* Brief:
Output a single figure: the number of lines in which the word "this" appears.

━━━━━ Supplied data ━━━━━

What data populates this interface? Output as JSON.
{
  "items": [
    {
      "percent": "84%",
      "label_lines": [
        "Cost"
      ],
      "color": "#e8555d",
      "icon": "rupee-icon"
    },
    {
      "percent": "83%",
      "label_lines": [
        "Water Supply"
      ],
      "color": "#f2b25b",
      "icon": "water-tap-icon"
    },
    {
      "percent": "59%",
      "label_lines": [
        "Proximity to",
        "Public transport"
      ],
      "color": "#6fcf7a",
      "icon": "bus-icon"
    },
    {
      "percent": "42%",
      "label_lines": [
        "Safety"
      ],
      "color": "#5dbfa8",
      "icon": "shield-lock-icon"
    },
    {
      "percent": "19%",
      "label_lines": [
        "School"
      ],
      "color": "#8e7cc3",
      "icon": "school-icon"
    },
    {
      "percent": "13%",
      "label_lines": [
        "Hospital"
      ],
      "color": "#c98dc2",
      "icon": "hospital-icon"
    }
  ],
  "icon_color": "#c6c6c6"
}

━━━━━
━━━━━ Supplied data ━━━━━

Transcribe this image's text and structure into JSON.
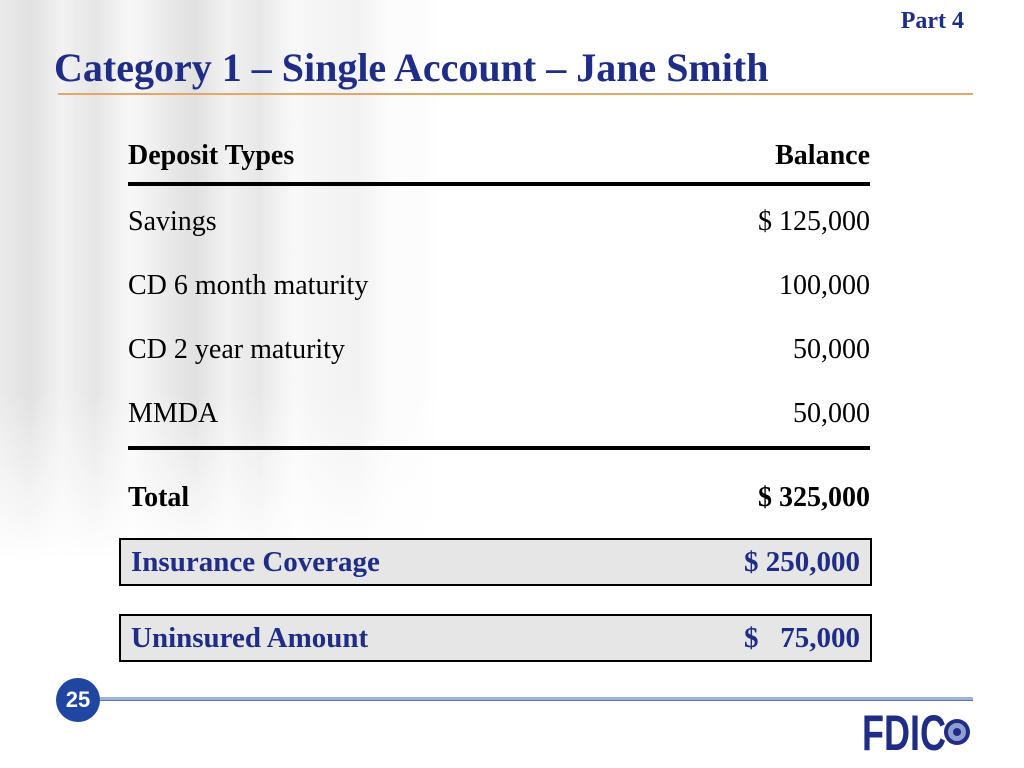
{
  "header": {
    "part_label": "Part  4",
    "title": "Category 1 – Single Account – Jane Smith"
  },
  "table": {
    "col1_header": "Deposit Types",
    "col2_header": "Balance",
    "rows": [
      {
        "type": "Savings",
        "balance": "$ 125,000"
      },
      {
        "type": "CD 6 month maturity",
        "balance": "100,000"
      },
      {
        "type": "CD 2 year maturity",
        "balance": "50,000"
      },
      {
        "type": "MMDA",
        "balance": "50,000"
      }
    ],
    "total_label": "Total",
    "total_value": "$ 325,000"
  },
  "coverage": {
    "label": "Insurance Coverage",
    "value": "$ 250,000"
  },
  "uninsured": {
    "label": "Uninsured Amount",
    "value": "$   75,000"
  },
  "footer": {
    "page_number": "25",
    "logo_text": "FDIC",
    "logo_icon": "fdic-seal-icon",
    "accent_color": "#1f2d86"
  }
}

━━━━━

* Task solution:
2